** START **

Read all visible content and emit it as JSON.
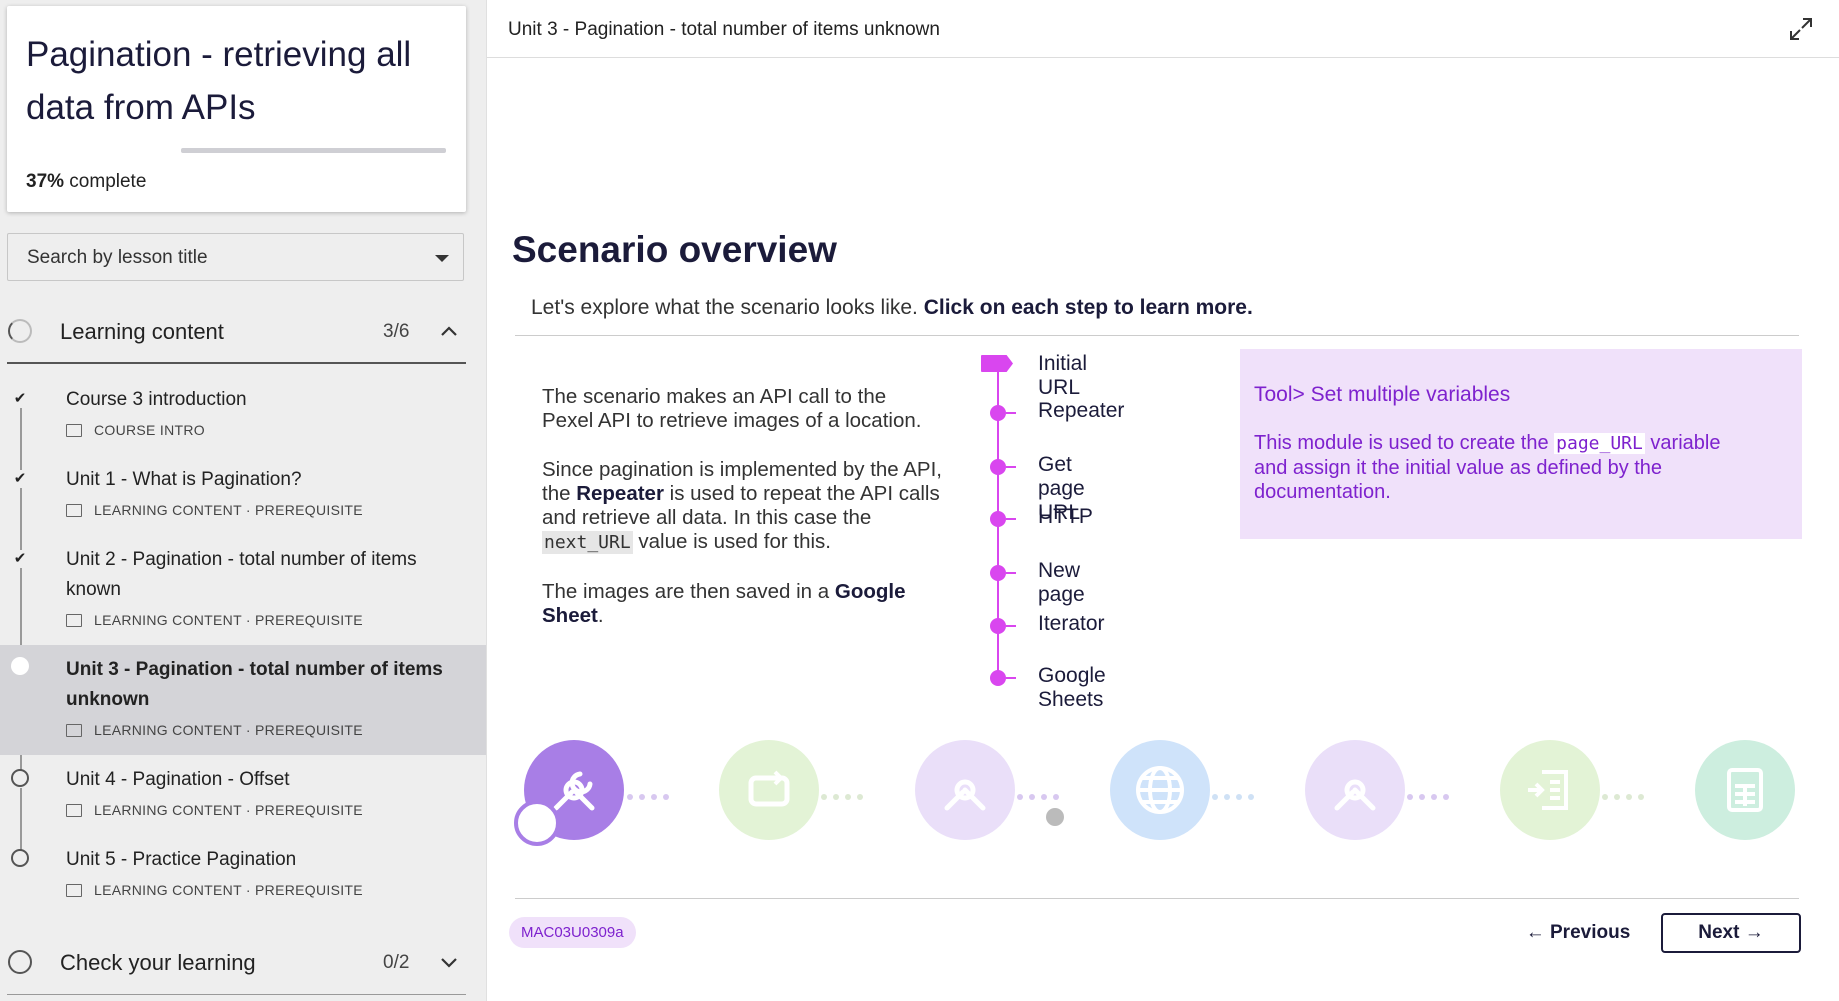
{
  "course": {
    "title": "Pagination - retrieving all data from APIs",
    "progress_percent": "37%",
    "progress_suffix": " complete",
    "progress_fraction": 0.37
  },
  "search": {
    "placeholder": "Search by lesson title"
  },
  "sections": [
    {
      "label": "Learning content",
      "count": "3/6",
      "chevron": "^"
    },
    {
      "label": "Check your learning",
      "count": "0/2",
      "chevron": "v"
    }
  ],
  "lessons": [
    {
      "title": "Course 3 introduction",
      "type": "COURSE INTRO",
      "tag": "",
      "state": "complete"
    },
    {
      "title": "Unit 1 - What is Pagination?",
      "type": "LEARNING CONTENT",
      "tag": "PREREQUISITE",
      "state": "complete"
    },
    {
      "title": "Unit 2 - Pagination - total number of items known",
      "type": "LEARNING CONTENT",
      "tag": "PREREQUISITE",
      "state": "complete"
    },
    {
      "title": "Unit 3 - Pagination - total number of items unknown",
      "type": "LEARNING CONTENT",
      "tag": "PREREQUISITE",
      "state": "current"
    },
    {
      "title": "Unit 4 - Pagination - Offset",
      "type": "LEARNING CONTENT",
      "tag": "PREREQUISITE",
      "state": "incomplete"
    },
    {
      "title": "Unit 5 - Practice Pagination",
      "type": "LEARNING CONTENT",
      "tag": "PREREQUISITE",
      "state": "incomplete"
    }
  ],
  "meta_separator": "·",
  "main": {
    "unit_title": "Unit 3 - Pagination - total number of items unknown",
    "heading": "Scenario overview",
    "intro_plain": "Let's explore what the scenario looks like. ",
    "intro_bold": "Click on each step to learn more.",
    "desc": {
      "p1": "The scenario makes an API call to the Pexel API to retrieve images of a location.",
      "p2_a": "Since pagination is implemented by the API, the ",
      "p2_b": "Repeater",
      "p2_c": " is used to repeat the API calls and retrieve all data. In this case the ",
      "p2_code": "next_URL",
      "p2_d": " value is used for this.",
      "p3_a": "The images are then saved in a ",
      "p3_b": "Google Sheet",
      "p3_c": "."
    },
    "steps": [
      "Initial URL",
      "Repeater",
      "Get page URL",
      "HTTP",
      "New page",
      "Iterator",
      "Google Sheets"
    ],
    "info": {
      "title": "Tool> Set multiple variables",
      "body_a": "This module is used to create the ",
      "body_code": "page_URL",
      "body_b": " variable and assign it the initial value as defined by the documentation."
    },
    "modules": [
      {
        "name": "Set multiple variables",
        "icon": "tools-icon",
        "color": "#a87ee6",
        "active": true
      },
      {
        "name": "Repeater",
        "icon": "repeat-icon",
        "color": "#a3e07f",
        "active": false
      },
      {
        "name": "Get page URL",
        "icon": "tools-icon",
        "color": "#a87ee6",
        "active": false
      },
      {
        "name": "HTTP",
        "icon": "globe-icon",
        "color": "#3b9ae8",
        "active": false
      },
      {
        "name": "New page",
        "icon": "tools-icon",
        "color": "#a87ee6",
        "active": false
      },
      {
        "name": "Iterator",
        "icon": "iterator-icon",
        "color": "#a3e07f",
        "active": false
      },
      {
        "name": "Google Sheets",
        "icon": "sheet-icon",
        "color": "#34c28a",
        "active": false
      }
    ],
    "code": "MAC03U0309a",
    "prev_label": "Previous",
    "next_label": "Next"
  },
  "colors": {
    "accent": "#d946ef",
    "brand_text": "#1b1b3a",
    "info_bg": "#f0e1fa",
    "info_text": "#7e22ce"
  }
}
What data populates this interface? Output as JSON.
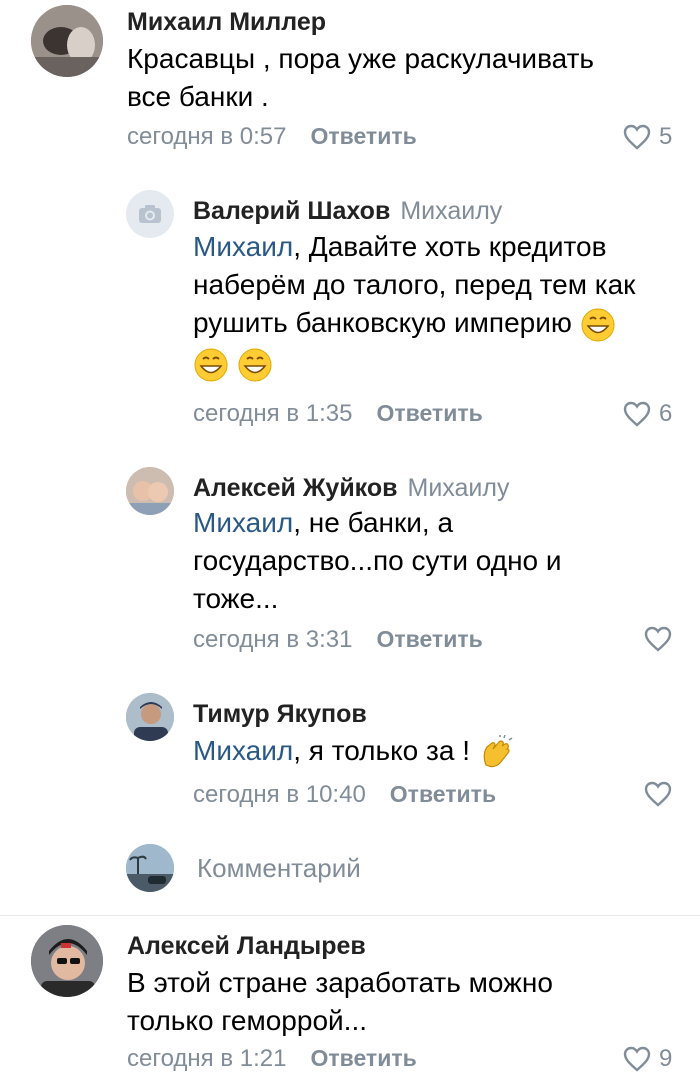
{
  "comments": [
    {
      "author": "Михаил Миллер",
      "lines": [
        "Красавцы , пора уже раскулачивать",
        "все банки ."
      ],
      "time": "сегодня в 0:57",
      "reply_label": "Ответить",
      "likes": "5"
    },
    {
      "author": "Валерий Шахов",
      "addressee": "Михаилу",
      "mention": "Михаил",
      "lines": [
        ", Давайте хоть кредитов",
        "наберём до талого, перед тем как",
        "рушить банковскую империю"
      ],
      "time": "сегодня в 1:35",
      "reply_label": "Ответить",
      "likes": "6"
    },
    {
      "author": "Алексей Жуйков",
      "addressee": "Михаилу",
      "mention": "Михаил",
      "lines": [
        ", не банки, а",
        "государство...по сути одно и",
        "тоже..."
      ],
      "time": "сегодня в 3:31",
      "reply_label": "Ответить"
    },
    {
      "author": "Тимур Якупов",
      "mention": "Михаил",
      "lines": [
        ", я только за !"
      ],
      "time": "сегодня в 10:40",
      "reply_label": "Ответить"
    },
    {
      "author": "Алексей Ландырев",
      "lines": [
        "В этой стране заработать можно",
        "только геморрой..."
      ],
      "time": "сегодня в 1:21",
      "reply_label": "Ответить",
      "likes": "9"
    }
  ],
  "compose": {
    "placeholder": "Комментарий"
  },
  "colors": {
    "link": "#2a5885",
    "meta": "#818c99",
    "divider": "#e7e8ec"
  },
  "icons": [
    "heart-icon",
    "camera-icon",
    "grinning-emoji-icon",
    "clapping-hands-icon"
  ]
}
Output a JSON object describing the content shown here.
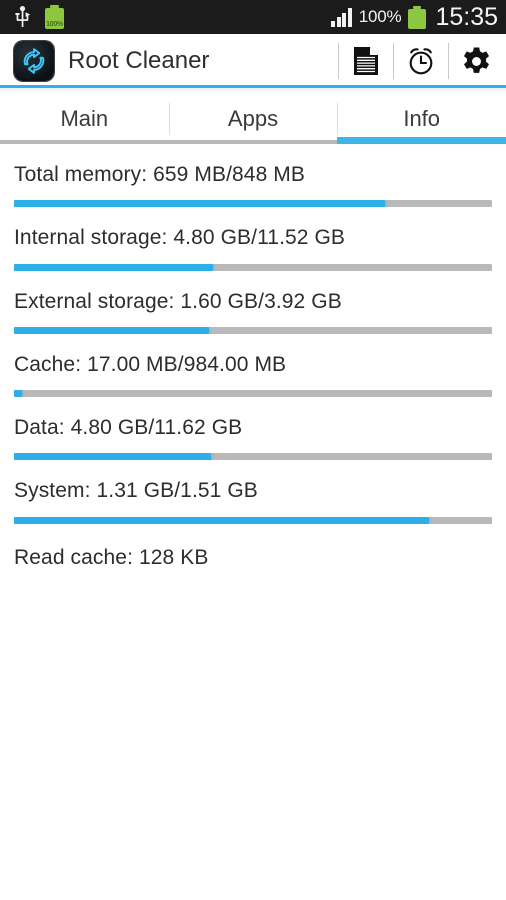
{
  "status_bar": {
    "usb_icon": "usb-icon",
    "left_battery_icon": "battery-charging-icon",
    "left_battery_percent": "100%",
    "signal_icon": "signal-bars-icon",
    "battery_percent": "100%",
    "battery_icon": "battery-icon",
    "time": "15:35"
  },
  "header": {
    "app_icon": "root-cleaner-app-icon",
    "title": "Root Cleaner",
    "actions": [
      {
        "name": "log-icon",
        "label": "Log"
      },
      {
        "name": "alarm-clock-icon",
        "label": "Scheduler"
      },
      {
        "name": "gear-icon",
        "label": "Settings"
      }
    ]
  },
  "tabs": [
    {
      "label": "Main",
      "active": false
    },
    {
      "label": "Apps",
      "active": false
    },
    {
      "label": "Info",
      "active": true
    }
  ],
  "info_rows": [
    {
      "label": "Total memory: 659 MB/848 MB",
      "name": "total-memory",
      "has_bar": true,
      "percent": 77.7
    },
    {
      "label": "Internal storage: 4.80 GB/11.52 GB",
      "name": "internal-storage",
      "has_bar": true,
      "percent": 41.7
    },
    {
      "label": "External storage: 1.60 GB/3.92 GB",
      "name": "external-storage",
      "has_bar": true,
      "percent": 40.8
    },
    {
      "label": "Cache: 17.00 MB/984.00 MB",
      "name": "cache",
      "has_bar": true,
      "percent": 1.7
    },
    {
      "label": "Data: 4.80 GB/11.62 GB",
      "name": "data",
      "has_bar": true,
      "percent": 41.3
    },
    {
      "label": "System: 1.31 GB/1.51 GB",
      "name": "system",
      "has_bar": true,
      "percent": 86.8
    },
    {
      "label": "Read cache: 128 KB",
      "name": "read-cache",
      "has_bar": false,
      "percent": 0
    }
  ],
  "colors": {
    "accent_blue": "#2cafe6",
    "tab_active_blue": "#3db5e6",
    "header_rule_blue": "#29b3e8",
    "track_gray": "#b9b9b9",
    "status_bar_bg": "#1b1b1b",
    "battery_green": "#8dc63f",
    "text_primary": "#2d2d2d"
  }
}
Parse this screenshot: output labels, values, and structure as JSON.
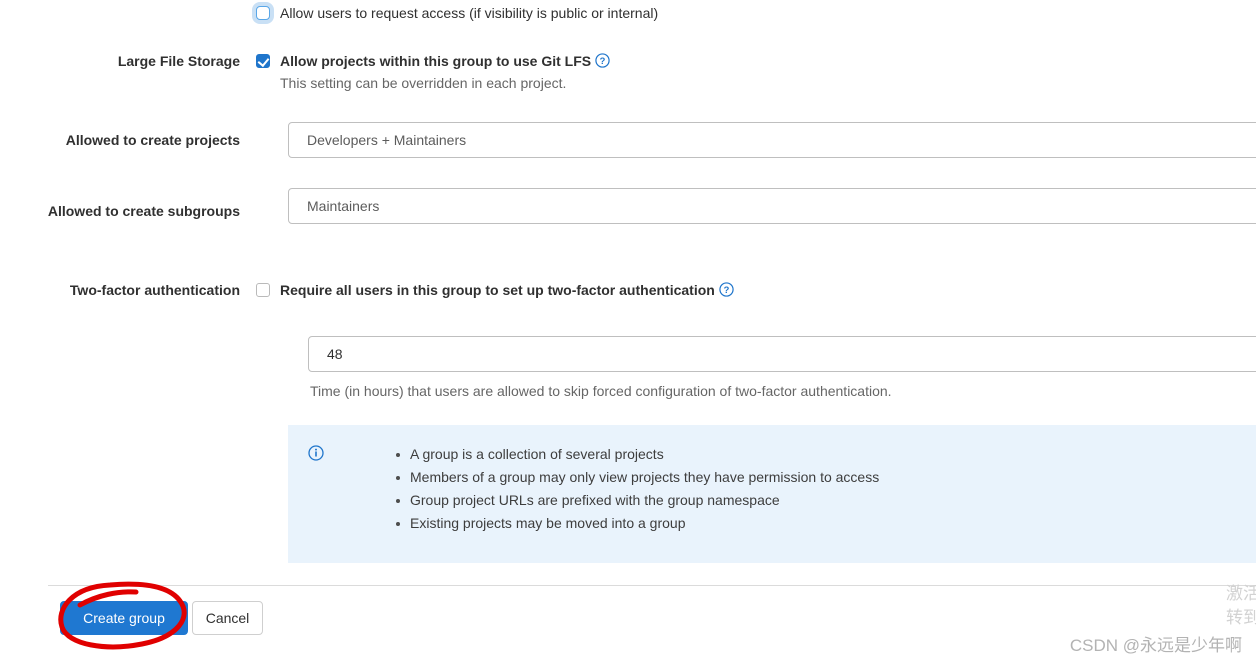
{
  "form": {
    "rows": [
      {
        "label": "",
        "checkbox": {
          "name": "request-access",
          "state": "unchecked-focused",
          "label": "Allow users to request access (if visibility is public or internal)",
          "bold": false
        }
      },
      {
        "label": "Large File Storage",
        "checkbox": {
          "name": "git-lfs",
          "state": "checked",
          "label": "Allow projects within this group to use Git LFS",
          "bold": true,
          "help_icon": "question-circle-icon"
        },
        "helper": "This setting can be overridden in each project."
      },
      {
        "label": "Allowed to create projects",
        "select": {
          "name": "project-creation-level",
          "value": "Developers + Maintainers"
        }
      },
      {
        "label": "Allowed to create subgroups",
        "select": {
          "name": "subgroup-creation-level",
          "value": "Maintainers"
        }
      },
      {
        "label": "Two-factor authentication",
        "checkbox": {
          "name": "require-two-factor",
          "state": "unchecked",
          "label": "Require all users in this group to set up two-factor authentication",
          "bold": true,
          "help_icon": "question-circle-icon"
        }
      }
    ],
    "grace_period": {
      "name": "two-factor-grace-period",
      "value": "48",
      "helper": "Time (in hours) that users are allowed to skip forced configuration of two-factor authentication."
    }
  },
  "info_box": {
    "icon": "info-circle-icon",
    "items": [
      "A group is a collection of several projects",
      "Members of a group may only view projects they have permission to access",
      "Group project URLs are prefixed with the group namespace",
      "Existing projects may be moved into a group"
    ]
  },
  "actions": {
    "submit_label": "Create group",
    "cancel_label": "Cancel"
  },
  "watermarks": {
    "csdn": "CSDN @永远是少年啊",
    "windows_line1": "激活",
    "windows_line2": "转到"
  },
  "colors": {
    "primary": "#1f78d1",
    "checkbox_checked": "#1f75cb",
    "info_bg": "#e9f3fc",
    "info_icon": "#1f75cb",
    "annotation": "#e00000"
  }
}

** END **

Scan the entries above for the word "Repeater" and collect each line holding it.

*Final answer:*
      "p2_b": "Repeater",
      "Repeater",
        "name": "Repeater",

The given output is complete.